■ REQUEST ■
Reproduce the full listing that appears beneath this instruction exactly.

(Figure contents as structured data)
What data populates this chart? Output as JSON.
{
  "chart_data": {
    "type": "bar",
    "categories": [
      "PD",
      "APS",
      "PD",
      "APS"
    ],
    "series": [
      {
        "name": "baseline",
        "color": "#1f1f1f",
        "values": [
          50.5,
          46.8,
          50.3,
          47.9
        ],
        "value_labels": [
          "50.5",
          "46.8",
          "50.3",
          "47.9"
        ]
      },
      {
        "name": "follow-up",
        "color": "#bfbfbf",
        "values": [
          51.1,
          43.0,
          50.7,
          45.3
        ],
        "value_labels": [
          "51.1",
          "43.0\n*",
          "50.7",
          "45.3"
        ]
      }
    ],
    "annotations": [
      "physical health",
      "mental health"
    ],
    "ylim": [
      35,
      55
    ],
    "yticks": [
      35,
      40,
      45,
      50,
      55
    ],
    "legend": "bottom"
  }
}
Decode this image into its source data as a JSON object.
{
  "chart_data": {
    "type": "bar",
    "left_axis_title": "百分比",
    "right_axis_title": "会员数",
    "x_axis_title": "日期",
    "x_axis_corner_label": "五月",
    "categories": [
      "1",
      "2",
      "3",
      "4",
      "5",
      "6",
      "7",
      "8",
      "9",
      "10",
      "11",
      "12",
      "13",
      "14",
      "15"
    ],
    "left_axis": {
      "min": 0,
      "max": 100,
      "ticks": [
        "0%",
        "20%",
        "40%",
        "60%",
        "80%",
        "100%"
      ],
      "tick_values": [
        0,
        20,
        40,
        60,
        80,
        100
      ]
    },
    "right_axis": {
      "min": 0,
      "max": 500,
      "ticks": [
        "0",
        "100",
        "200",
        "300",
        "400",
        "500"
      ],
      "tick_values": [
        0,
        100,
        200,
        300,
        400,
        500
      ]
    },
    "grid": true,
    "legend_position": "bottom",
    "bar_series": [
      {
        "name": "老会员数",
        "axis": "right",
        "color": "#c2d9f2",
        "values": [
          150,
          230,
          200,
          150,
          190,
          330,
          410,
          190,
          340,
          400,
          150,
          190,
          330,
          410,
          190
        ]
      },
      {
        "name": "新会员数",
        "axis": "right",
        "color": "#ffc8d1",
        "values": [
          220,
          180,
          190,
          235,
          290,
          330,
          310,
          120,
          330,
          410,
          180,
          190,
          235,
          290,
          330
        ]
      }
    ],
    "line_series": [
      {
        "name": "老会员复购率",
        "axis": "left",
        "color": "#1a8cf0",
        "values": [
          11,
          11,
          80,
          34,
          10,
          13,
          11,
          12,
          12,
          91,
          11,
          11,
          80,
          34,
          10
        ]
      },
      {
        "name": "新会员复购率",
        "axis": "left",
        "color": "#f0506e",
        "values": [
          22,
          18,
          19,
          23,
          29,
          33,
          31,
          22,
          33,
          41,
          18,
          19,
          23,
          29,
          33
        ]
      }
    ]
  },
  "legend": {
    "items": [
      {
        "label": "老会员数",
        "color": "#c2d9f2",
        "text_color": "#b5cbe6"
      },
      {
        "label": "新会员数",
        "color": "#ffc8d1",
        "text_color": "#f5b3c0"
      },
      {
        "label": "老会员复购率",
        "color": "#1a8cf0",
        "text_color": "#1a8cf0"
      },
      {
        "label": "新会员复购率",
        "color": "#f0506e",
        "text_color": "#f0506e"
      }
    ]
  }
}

■ SOLUTION BELOW ■
What data populates this chart? Output as JSON.
{
  "chart_data": {
    "type": "bar",
    "categories": [
      "PD",
      "APS",
      "PD",
      "APS"
    ],
    "series": [
      {
        "name": "baseline",
        "color": "#1f1f1f",
        "values": [
          50.5,
          46.8,
          50.3,
          47.9
        ],
        "value_labels": [
          "50.5",
          "46.8",
          "50.3",
          "47.9"
        ]
      },
      {
        "name": "follow-up",
        "color": "#bfbfbf",
        "values": [
          51.1,
          43.0,
          50.7,
          45.3
        ],
        "value_labels": [
          "51.1",
          "43.0\n*",
          "50.7",
          "45.3"
        ]
      }
    ],
    "annotations": [
      "physical health",
      "mental health"
    ],
    "ylim": [
      35,
      55
    ],
    "yticks": [
      35,
      40,
      45,
      50,
      55
    ],
    "legend": "bottom"
  }
}
Decode this image into its source data as a JSON object.
{
  "chart_data": {
    "type": "bar",
    "left_axis_title": "百分比",
    "right_axis_title": "会员数",
    "x_axis_title": "日期",
    "x_axis_corner_label": "五月",
    "categories": [
      "1",
      "2",
      "3",
      "4",
      "5",
      "6",
      "7",
      "8",
      "9",
      "10",
      "11",
      "12",
      "13",
      "14",
      "15"
    ],
    "left_axis": {
      "min": 0,
      "max": 100,
      "ticks": [
        "0%",
        "20%",
        "40%",
        "60%",
        "80%",
        "100%"
      ],
      "tick_values": [
        0,
        20,
        40,
        60,
        80,
        100
      ]
    },
    "right_axis": {
      "min": 0,
      "max": 500,
      "ticks": [
        "0",
        "100",
        "200",
        "300",
        "400",
        "500"
      ],
      "tick_values": [
        0,
        100,
        200,
        300,
        400,
        500
      ]
    },
    "grid": true,
    "legend_position": "bottom",
    "bar_series": [
      {
        "name": "老会员数",
        "axis": "right",
        "color": "#c2d9f2",
        "values": [
          150,
          230,
          200,
          150,
          190,
          330,
          410,
          190,
          340,
          400,
          150,
          190,
          330,
          410,
          190
        ]
      },
      {
        "name": "新会员数",
        "axis": "right",
        "color": "#ffc8d1",
        "values": [
          220,
          180,
          190,
          235,
          290,
          330,
          310,
          120,
          330,
          410,
          180,
          190,
          235,
          290,
          330
        ]
      }
    ],
    "line_series": [
      {
        "name": "老会员复购率",
        "axis": "left",
        "color": "#1a8cf0",
        "values": [
          11,
          11,
          80,
          34,
          10,
          13,
          11,
          12,
          12,
          91,
          11,
          11,
          80,
          34,
          10
        ]
      },
      {
        "name": "新会员复购率",
        "axis": "left",
        "color": "#f0506e",
        "values": [
          22,
          18,
          19,
          23,
          29,
          33,
          31,
          22,
          33,
          41,
          18,
          19,
          23,
          29,
          33
        ]
      }
    ]
  },
  "legend": {
    "items": [
      {
        "label": "老会员数",
        "color": "#c2d9f2",
        "text_color": "#b5cbe6"
      },
      {
        "label": "新会员数",
        "color": "#ffc8d1",
        "text_color": "#f5b3c0"
      },
      {
        "label": "老会员复购率",
        "color": "#1a8cf0",
        "text_color": "#1a8cf0"
      },
      {
        "label": "新会员复购率",
        "color": "#f0506e",
        "text_color": "#f0506e"
      }
    ]
  }
}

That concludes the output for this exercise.